---- Records shown

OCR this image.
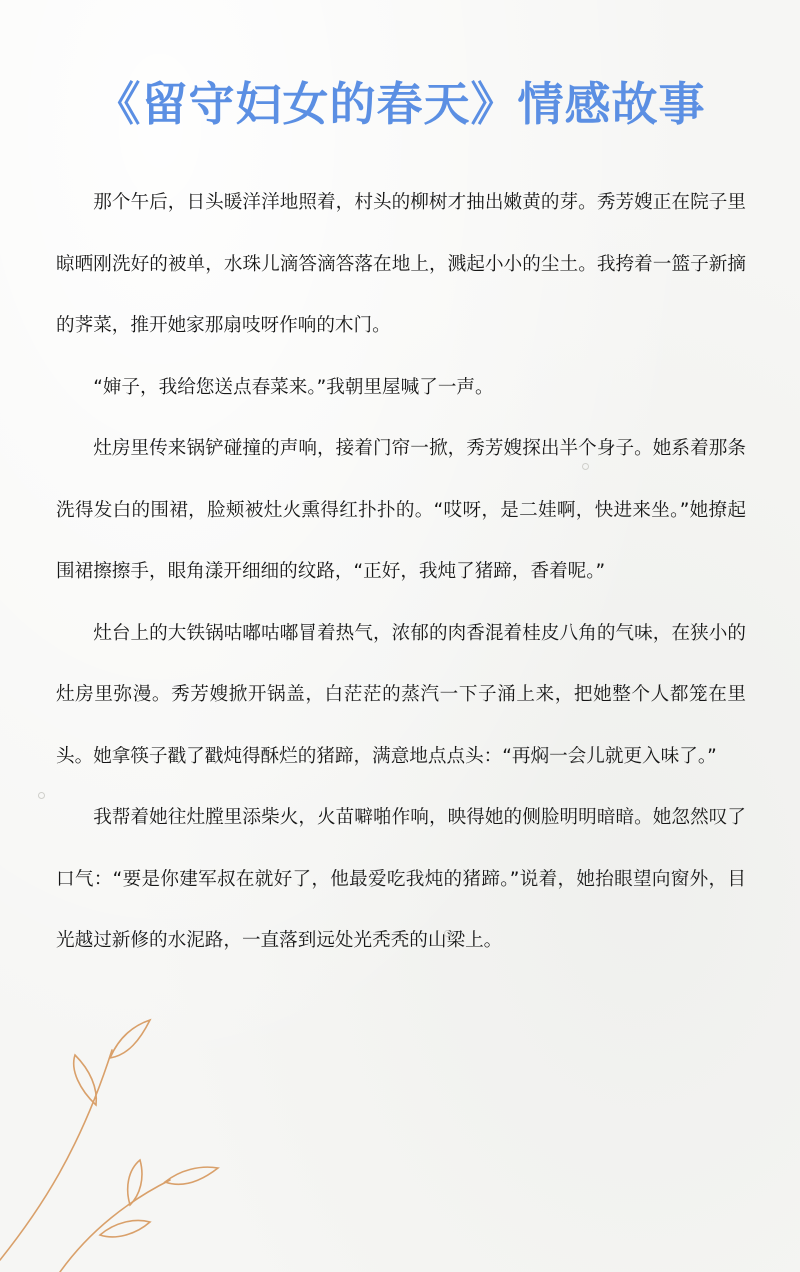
《留守妇女的春天》情感故事

那个午后，日头暖洋洋地照着，村头的柳树才抽出嫩黄的芽。秀芳嫂正在院子里晾晒刚洗好的被单，水珠儿滴答滴答落在地上，溅起小小的尘土。我挎着一篮子新摘的荠菜，推开她家那扇吱呀作响的木门。

“婶子，我给您送点春菜来。”我朝里屋喊了一声。

灶房里传来锅铲碰撞的声响，接着门帘一掀，秀芳嫂探出半个身子。她系着那条洗得发白的围裙，脸颊被灶火熏得红扑扑的。“哎呀，是二娃啊，快进来坐。”她撩起围裙擦擦手，眼角漾开细细的纹路，“正好，我炖了猪蹄，香着呢。”

灶台上的大铁锅咕嘟咕嘟冒着热气，浓郁的肉香混着桂皮八角的气味，在狭小的灶房里弥漫。秀芳嫂掀开锅盖，白茫茫的蒸汽一下子涌上来，把她整个人都笼在里头。她拿筷子戳了戳炖得酥烂的猪蹄，满意地点点头：“再焖一会儿就更入味了。”

我帮着她往灶膛里添柴火，火苗噼啪作响，映得她的侧脸明明暗暗。她忽然叹了口气：“要是你建军叔在就好了，他最爱吃我炖的猪蹄。”说着，她抬眼望向窗外，目光越过新修的水泥路，一直落到远处光秃秃的山梁上。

--------

Repeat everything in the records precisely. Images are excluded from the copy.

Written solution
OCR this image.
《留守妇女的春天》情感故事

那个午后，日头暖洋洋地照着，村头的柳树才抽出嫩黄的芽。秀芳嫂正在院子里晾晒刚洗好的被单，水珠儿滴答滴答落在地上，溅起小小的尘土。我挎着一篮子新摘的荠菜，推开她家那扇吱呀作响的木门。

“婶子，我给您送点春菜来。”我朝里屋喊了一声。

灶房里传来锅铲碰撞的声响，接着门帘一掀，秀芳嫂探出半个身子。她系着那条洗得发白的围裙，脸颊被灶火熏得红扑扑的。“哎呀，是二娃啊，快进来坐。”她撩起围裙擦擦手，眼角漾开细细的纹路，“正好，我炖了猪蹄，香着呢。”

灶台上的大铁锅咕嘟咕嘟冒着热气，浓郁的肉香混着桂皮八角的气味，在狭小的灶房里弥漫。秀芳嫂掀开锅盖，白茫茫的蒸汽一下子涌上来，把她整个人都笼在里头。她拿筷子戳了戳炖得酥烂的猪蹄，满意地点点头：“再焖一会儿就更入味了。”

我帮着她往灶膛里添柴火，火苗噼啪作响，映得她的侧脸明明暗暗。她忽然叹了口气：“要是你建军叔在就好了，他最爱吃我炖的猪蹄。”说着，她抬眼望向窗外，目光越过新修的水泥路，一直落到远处光秃秃的山梁上。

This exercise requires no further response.